■ **Exercise goal**: Return all lines from the listing below in which the string "ratio" occurs.

begin Data records

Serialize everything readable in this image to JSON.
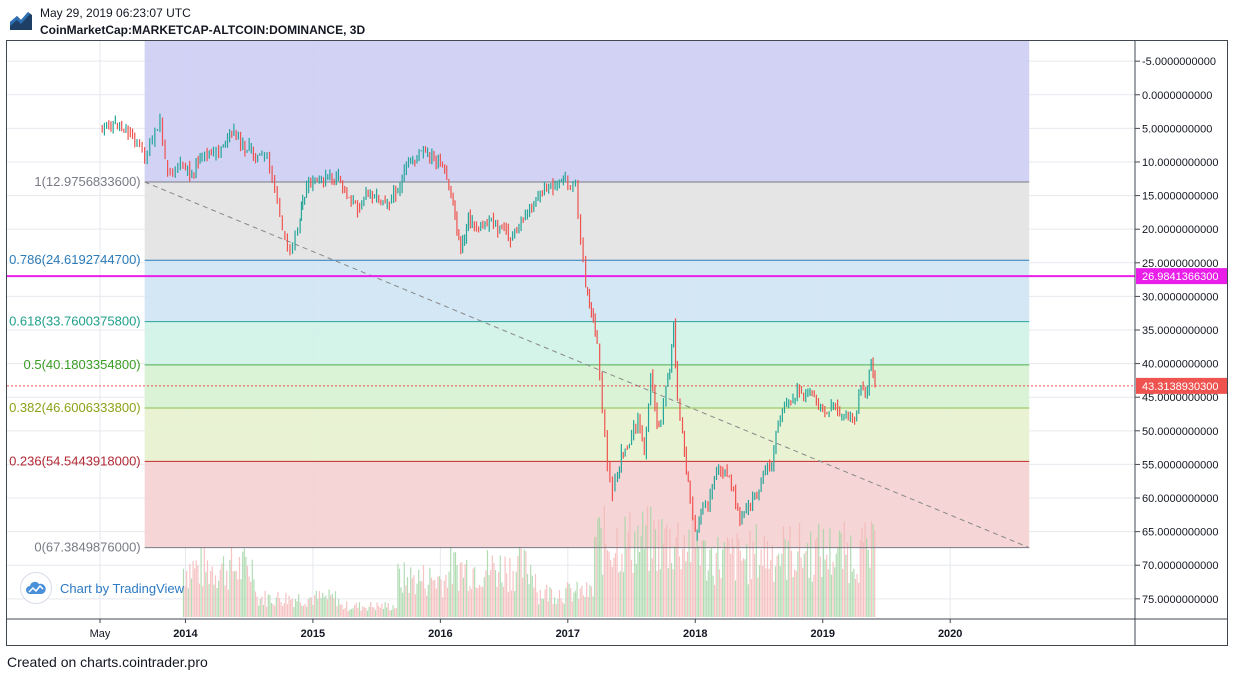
{
  "header": {
    "timestamp": "May 29, 2019 06:23:07 UTC",
    "symbol": "CoinMarketCap:MARKETCAP-ALTCOIN:DOMINANCE, 3D"
  },
  "footer": {
    "text": "Created on charts.cointrader.pro"
  },
  "badge": {
    "text": "Chart by TradingView",
    "icon": "tradingview-cloud-icon"
  },
  "chart_data": {
    "type": "line",
    "title": "",
    "y_axis": {
      "inverted": true,
      "min": -8,
      "max": 78,
      "ticks": [
        "-5.0000000000",
        "0.0000000000",
        "5.0000000000",
        "10.0000000000",
        "15.0000000000",
        "20.0000000000",
        "25.0000000000",
        "30.0000000000",
        "35.0000000000",
        "40.0000000000",
        "45.0000000000",
        "50.0000000000",
        "55.0000000000",
        "60.0000000000",
        "65.0000000000",
        "70.0000000000",
        "75.0000000000"
      ],
      "tick_values": [
        -5,
        0,
        5,
        10,
        15,
        20,
        25,
        30,
        35,
        40,
        45,
        50,
        55,
        60,
        65,
        70,
        75
      ]
    },
    "x_axis": {
      "ticks": [
        "May",
        "2014",
        "2015",
        "2016",
        "2017",
        "2018",
        "2019",
        "2020"
      ],
      "tick_values": [
        2013.33,
        2014.0,
        2015.0,
        2016.0,
        2017.0,
        2018.0,
        2019.0,
        2020.0
      ],
      "min": 2012.6,
      "max": 2021.45
    },
    "fib_levels": [
      {
        "ratio": "1",
        "value": 12.97568336,
        "label": "1(12.9756833600)",
        "label_color": "#787b86",
        "line_color": "#787b86"
      },
      {
        "ratio": "0.786",
        "value": 24.61927447,
        "label": "0.786(24.6192744700)",
        "label_color": "#2b7bb9",
        "line_color": "#2b7bb9"
      },
      {
        "ratio": "0.618",
        "value": 33.76003758,
        "label": "0.618(33.7600375800)",
        "label_color": "#1e9f8a",
        "line_color": "#26a69a"
      },
      {
        "ratio": "0.5",
        "value": 40.18033548,
        "label": "0.5(40.1803354800)",
        "label_color": "#3a9d23",
        "line_color": "#4caf50"
      },
      {
        "ratio": "0.382",
        "value": 46.60063338,
        "label": "0.382(46.6006333800)",
        "label_color": "#8ba31a",
        "line_color": "#8bc34a"
      },
      {
        "ratio": "0.236",
        "value": 54.5443918,
        "label": "0.236(54.5443918000)",
        "label_color": "#b22833",
        "line_color": "#c62828"
      },
      {
        "ratio": "0",
        "value": 67.3849876,
        "label": "0(67.3849876000)",
        "label_color": "#787b86",
        "line_color": "#787b86"
      }
    ],
    "fib_x_range": [
      2013.68,
      2020.62
    ],
    "fib_zones": [
      {
        "from": -8,
        "to": 12.97568336,
        "color": "#cfd0f3"
      },
      {
        "from": 12.97568336,
        "to": 24.61927447,
        "color": "#e4e4e4"
      },
      {
        "from": 24.61927447,
        "to": 33.76003758,
        "color": "#d2e6f3"
      },
      {
        "from": 33.76003758,
        "to": 40.18033548,
        "color": "#d2f2e8"
      },
      {
        "from": 40.18033548,
        "to": 46.60063338,
        "color": "#d8f1d4"
      },
      {
        "from": 46.60063338,
        "to": 54.5443918,
        "color": "#e8f2d2"
      },
      {
        "from": 54.5443918,
        "to": 67.3849876,
        "color": "#f4d3d3"
      }
    ],
    "horizontal_line": {
      "value": 26.98413663,
      "label": "26.9841366300",
      "color": "#e91ee9"
    },
    "current_price": {
      "value": 43.31389303,
      "label": "43.3138930300",
      "color": "#ef5350"
    },
    "trendline": {
      "x": [
        2013.68,
        2020.62
      ],
      "y": [
        12.97568336,
        67.3849876
      ],
      "color": "#888888"
    },
    "series": [
      {
        "color_up": "#26a69a",
        "color_down": "#ef5350",
        "x": [
          2013.33,
          2013.45,
          2013.55,
          2013.62,
          2013.68,
          2013.74,
          2013.8,
          2013.84,
          2013.88,
          2013.92,
          2013.96,
          2014.0,
          2014.05,
          2014.1,
          2014.13,
          2014.17,
          2014.22,
          2014.28,
          2014.33,
          2014.38,
          2014.45,
          2014.5,
          2014.55,
          2014.6,
          2014.64,
          2014.7,
          2014.76,
          2014.82,
          2014.86,
          2014.9,
          2014.92,
          2014.95,
          2015.0,
          2015.05,
          2015.1,
          2015.15,
          2015.2,
          2015.25,
          2015.3,
          2015.35,
          2015.4,
          2015.45,
          2015.5,
          2015.55,
          2015.6,
          2015.65,
          2015.7,
          2015.75,
          2015.8,
          2015.85,
          2015.9,
          2015.95,
          2016.0,
          2016.05,
          2016.1,
          2016.13,
          2016.16,
          2016.19,
          2016.22,
          2016.25,
          2016.3,
          2016.35,
          2016.4,
          2016.45,
          2016.5,
          2016.55,
          2016.6,
          2016.65,
          2016.7,
          2016.75,
          2016.8,
          2016.85,
          2016.9,
          2016.95,
          2016.98,
          2017.02,
          2017.06,
          2017.1,
          2017.14,
          2017.17,
          2017.2,
          2017.23,
          2017.27,
          2017.31,
          2017.35,
          2017.39,
          2017.42,
          2017.45,
          2017.5,
          2017.55,
          2017.6,
          2017.65,
          2017.7,
          2017.73,
          2017.77,
          2017.8,
          2017.83,
          2017.86,
          2017.9,
          2017.93,
          2017.96,
          2018.0,
          2018.03,
          2018.06,
          2018.1,
          2018.15,
          2018.2,
          2018.25,
          2018.3,
          2018.35,
          2018.4,
          2018.45,
          2018.5,
          2018.55,
          2018.6,
          2018.65,
          2018.7,
          2018.75,
          2018.8,
          2018.85,
          2018.9,
          2018.95,
          2019.0,
          2019.05,
          2019.1,
          2019.15,
          2019.2,
          2019.25,
          2019.3,
          2019.35,
          2019.38,
          2019.41
        ],
        "y": [
          5.3,
          4.2,
          5.5,
          6.8,
          9.5,
          7.0,
          4.0,
          9.8,
          11.5,
          10.8,
          10.2,
          11.2,
          11.6,
          10.0,
          9.4,
          8.7,
          9.0,
          7.8,
          6.4,
          5.4,
          7.5,
          8.0,
          9.2,
          9.5,
          8.9,
          13.8,
          20.5,
          23.0,
          20.8,
          18.5,
          16.0,
          13.9,
          13.3,
          12.8,
          12.4,
          12.5,
          12.3,
          14.2,
          15.8,
          16.9,
          15.1,
          14.5,
          15.0,
          15.4,
          15.8,
          14.6,
          12.8,
          10.2,
          9.4,
          8.6,
          8.9,
          9.6,
          10.4,
          12.9,
          16.2,
          20.3,
          23.1,
          21.4,
          17.6,
          19.2,
          20.1,
          19.3,
          18.2,
          20.5,
          19.8,
          21.5,
          20.4,
          18.5,
          16.9,
          15.7,
          14.5,
          13.2,
          13.8,
          12.9,
          12.1,
          14.0,
          13.5,
          21.5,
          28.7,
          31.5,
          32.9,
          37.5,
          47.2,
          55.0,
          59.0,
          56.5,
          53.5,
          52.3,
          51.0,
          47.8,
          53.4,
          41.2,
          49.0,
          48.5,
          43.2,
          40.8,
          33.8,
          45.2,
          50.8,
          56.5,
          60.0,
          65.5,
          63.8,
          60.8,
          61.2,
          57.0,
          55.6,
          56.8,
          58.5,
          63.4,
          62.0,
          60.2,
          58.8,
          56.1,
          55.2,
          48.6,
          46.0,
          45.8,
          43.8,
          45.5,
          44.5,
          46.0,
          46.6,
          46.8,
          46.2,
          48.2,
          47.8,
          48.5,
          43.5,
          44.0,
          39.5,
          43.3
        ]
      }
    ],
    "volume": {
      "color_up": "#a5d6a7",
      "color_down": "#f4b7b7",
      "note_scale": "relative",
      "x_range": [
        2013.98,
        2019.41
      ],
      "segments": [
        {
          "from": 2013.98,
          "to": 2014.55,
          "level": 0.9
        },
        {
          "from": 2014.55,
          "to": 2015.2,
          "level": 0.35
        },
        {
          "from": 2015.2,
          "to": 2015.65,
          "level": 0.2
        },
        {
          "from": 2015.65,
          "to": 2016.05,
          "level": 0.7
        },
        {
          "from": 2016.05,
          "to": 2016.75,
          "level": 0.9
        },
        {
          "from": 2016.75,
          "to": 2017.2,
          "level": 0.45
        },
        {
          "from": 2017.2,
          "to": 2018.05,
          "level": 1.4
        },
        {
          "from": 2018.05,
          "to": 2018.45,
          "level": 1.1
        },
        {
          "from": 2018.45,
          "to": 2019.41,
          "level": 1.2
        }
      ]
    }
  }
}
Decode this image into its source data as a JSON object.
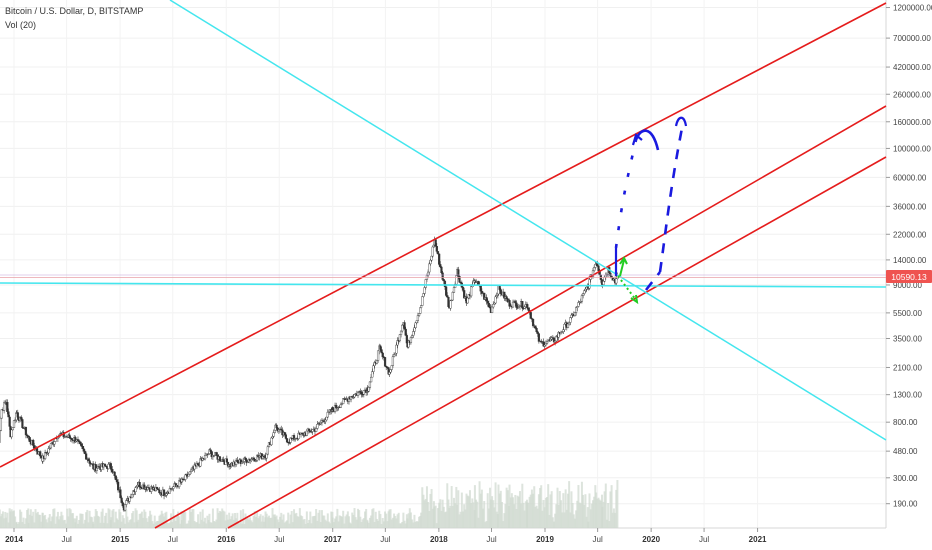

end Data records

■ **Solution below**:
        "ratio": "1",
        "ratio": "0.786",
        "ratio": "0.618",
        "ratio": "0.5",
        "ratio": "0.382",
        "ratio": "0.236",
        "ratio": "0",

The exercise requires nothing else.